-- Written exercise --
Show every line containing "Type" by copying it.
• • • •
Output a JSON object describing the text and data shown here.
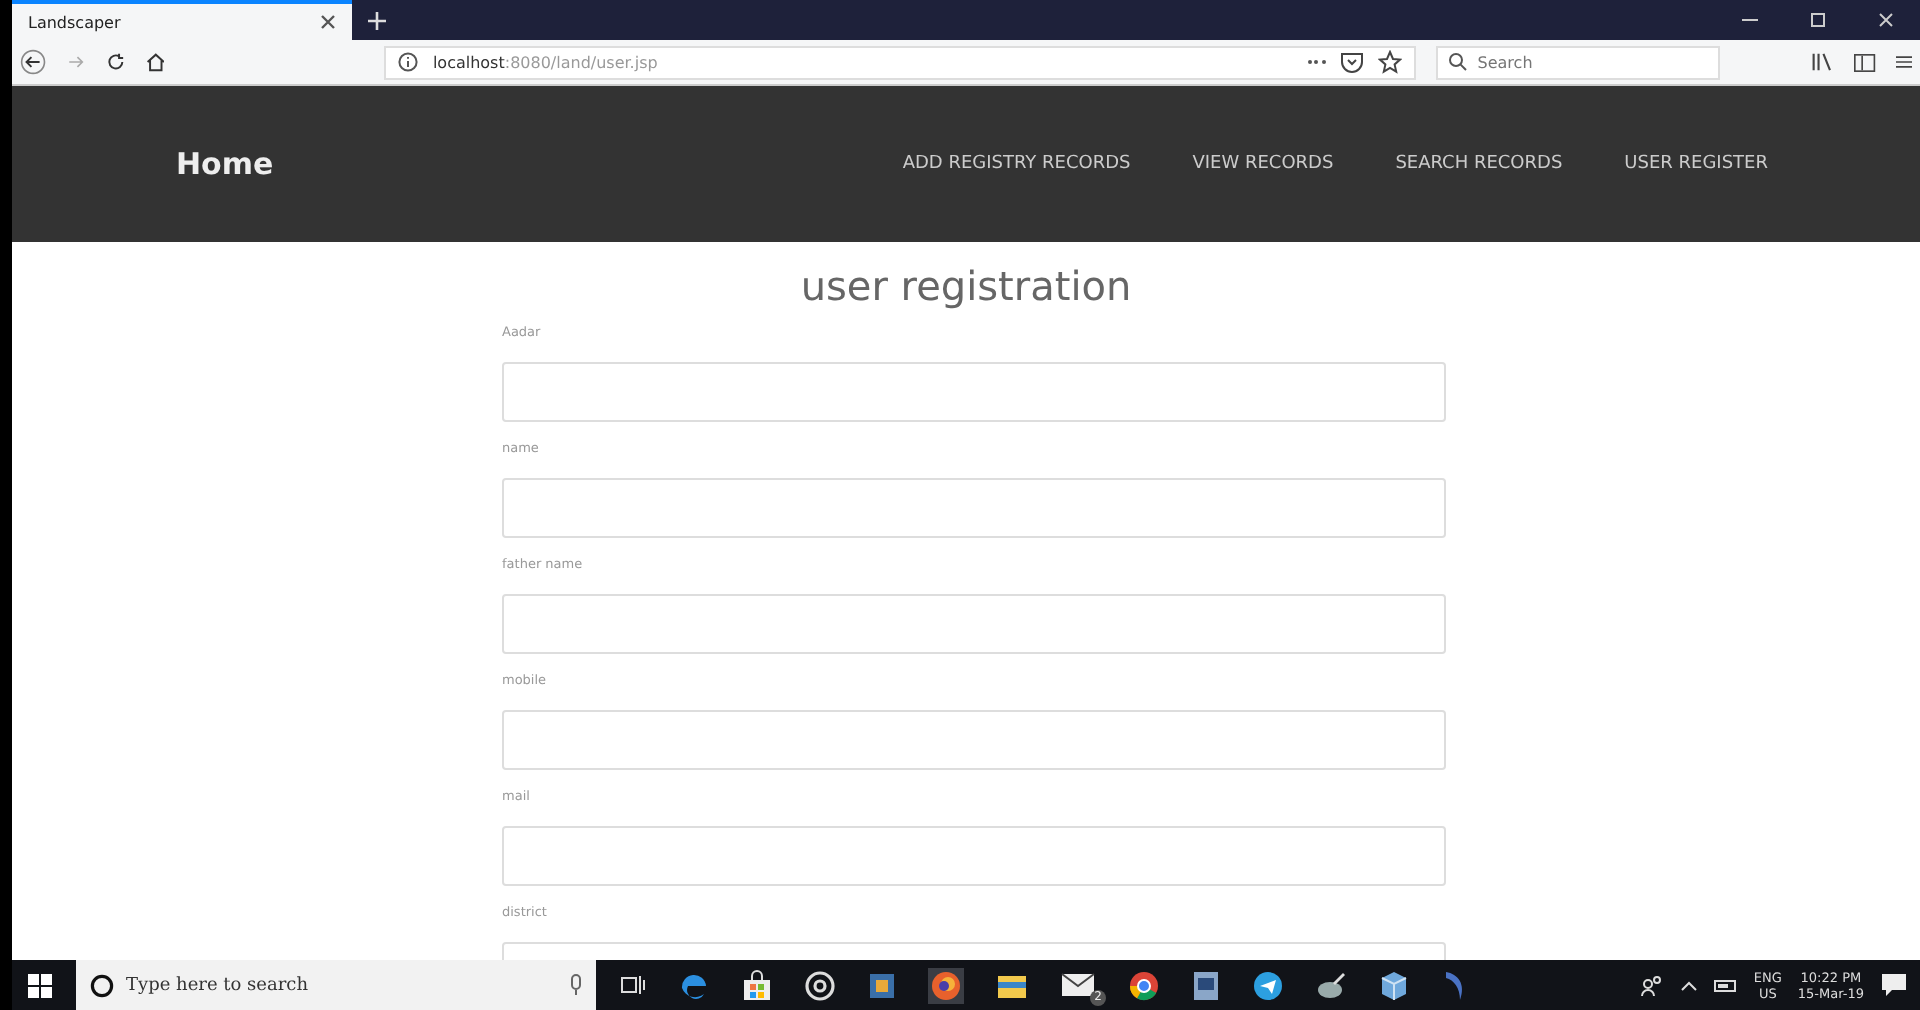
{
  "browser": {
    "tab_title": "Landscaper",
    "url_host": "localhost",
    "url_rest": ":8080/land/user.jsp",
    "search_placeholder": "Search"
  },
  "navbar": {
    "brand": "Home",
    "links": [
      "ADD REGISTRY RECORDS",
      "VIEW RECORDS",
      "SEARCH RECORDS",
      "USER REGISTER"
    ]
  },
  "form": {
    "title": "user registration",
    "fields": [
      {
        "label": "Aadar"
      },
      {
        "label": "name"
      },
      {
        "label": "father name"
      },
      {
        "label": "mobile"
      },
      {
        "label": "mail"
      },
      {
        "label": "district"
      }
    ]
  },
  "taskbar": {
    "search_placeholder": "Type here to search",
    "mail_badge": "2",
    "language": "ENG",
    "region": "US",
    "time": "10:22 PM",
    "date": "15-Mar-19"
  }
}
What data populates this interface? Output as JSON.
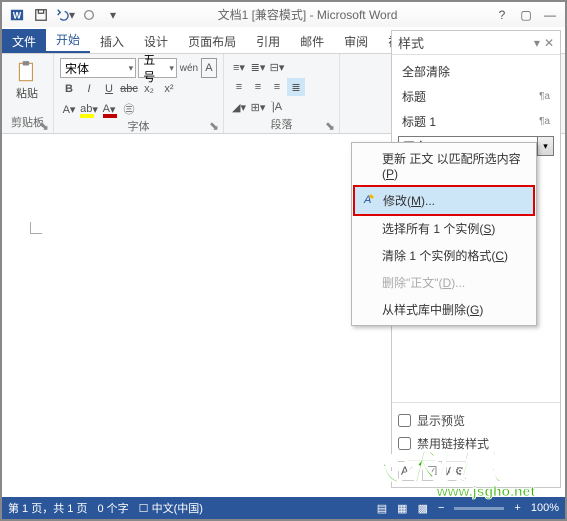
{
  "title": "文档1 [兼容模式] - Microsoft Word",
  "tabs": {
    "file": "文件",
    "home": "开始",
    "insert": "插入",
    "design": "设计",
    "layout": "页面布局",
    "references": "引用",
    "mail": "邮件",
    "review": "审阅",
    "view": "视"
  },
  "clipboard": {
    "paste": "粘贴",
    "label": "剪贴板"
  },
  "font": {
    "name": "宋体",
    "size": "五号",
    "label": "字体",
    "wen": "wén",
    "a": "A"
  },
  "paragraph": {
    "label": "段落"
  },
  "stylesPane": {
    "title": "样式",
    "clear": "全部清除",
    "h1": "标题",
    "h1p": "¶a",
    "t1": "标题 1",
    "t1p": "¶a",
    "body": "正文"
  },
  "ctx": {
    "update": "更新 正文 以匹配所选内容",
    "updateK": "P",
    "modify": "修改",
    "modifyK": "M",
    "selectAll": "选择所有 1 个实例",
    "selectAllK": "S",
    "clearFmt": "清除 1 个实例的格式",
    "clearFmtK": "C",
    "deleteBody": "删除\"正文\"",
    "deleteBodyK": "D",
    "removeFromGallery": "从样式库中删除",
    "removeFromGalleryK": "G"
  },
  "foot": {
    "preview": "显示预览",
    "disableLinked": "禁用链接样式"
  },
  "status": {
    "page": "第 1 页，共 1 页",
    "words": "0 个字",
    "lang": "中文(中国)",
    "zoom": "100%"
  },
  "wm": {
    "txt": "技术员联盟",
    "url": "www.jsgho.net"
  }
}
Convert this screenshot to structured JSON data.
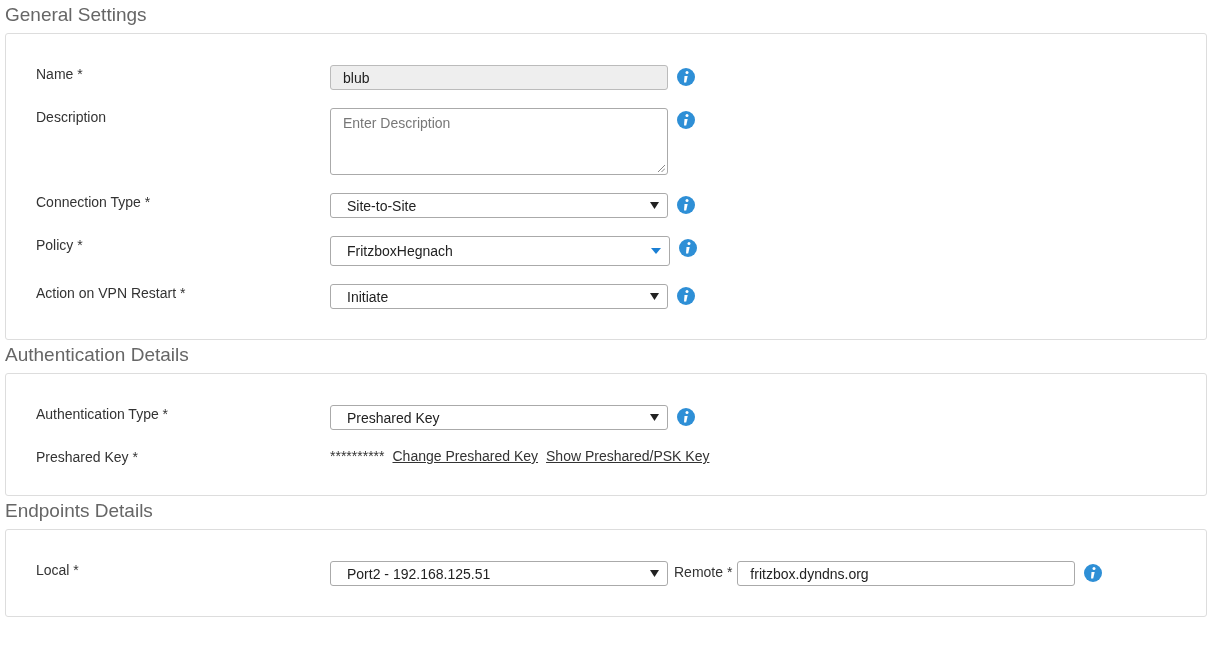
{
  "sections": [
    {
      "title": "General Settings",
      "rows": [
        {
          "kind": "text",
          "label": "Name *",
          "value": "blub",
          "disabled": true,
          "info": true
        },
        {
          "kind": "textarea",
          "label": "Description",
          "placeholder": "Enter Description",
          "info": true
        },
        {
          "kind": "select",
          "label": "Connection Type *",
          "value": "Site-to-Site",
          "info": true
        },
        {
          "kind": "combo",
          "label": "Policy *",
          "value": "FritzboxHegnach",
          "info": true
        },
        {
          "kind": "select",
          "label": "Action on VPN Restart *",
          "value": "Initiate",
          "info": true
        }
      ]
    },
    {
      "title": "Authentication Details",
      "rows": [
        {
          "kind": "select",
          "label": "Authentication Type *",
          "value": "Preshared Key",
          "info": true
        },
        {
          "kind": "secret",
          "label": "Preshared Key *",
          "value": "**********",
          "links": [
            "Change Preshared Key",
            "Show Preshared/PSK Key"
          ]
        }
      ]
    },
    {
      "title": "Endpoints Details",
      "rows": [
        {
          "kind": "endpoint",
          "label": "Local *",
          "value": "Port2 - 192.168.125.51",
          "remote_label": "Remote *",
          "remote_value": "fritzbox.dyndns.org",
          "info": true
        }
      ]
    }
  ]
}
• • • •
-- Task solution --
    "search_placeholder": "Type here to search",
          "label": "Connection Type *",
          "label": "Authentication Type *",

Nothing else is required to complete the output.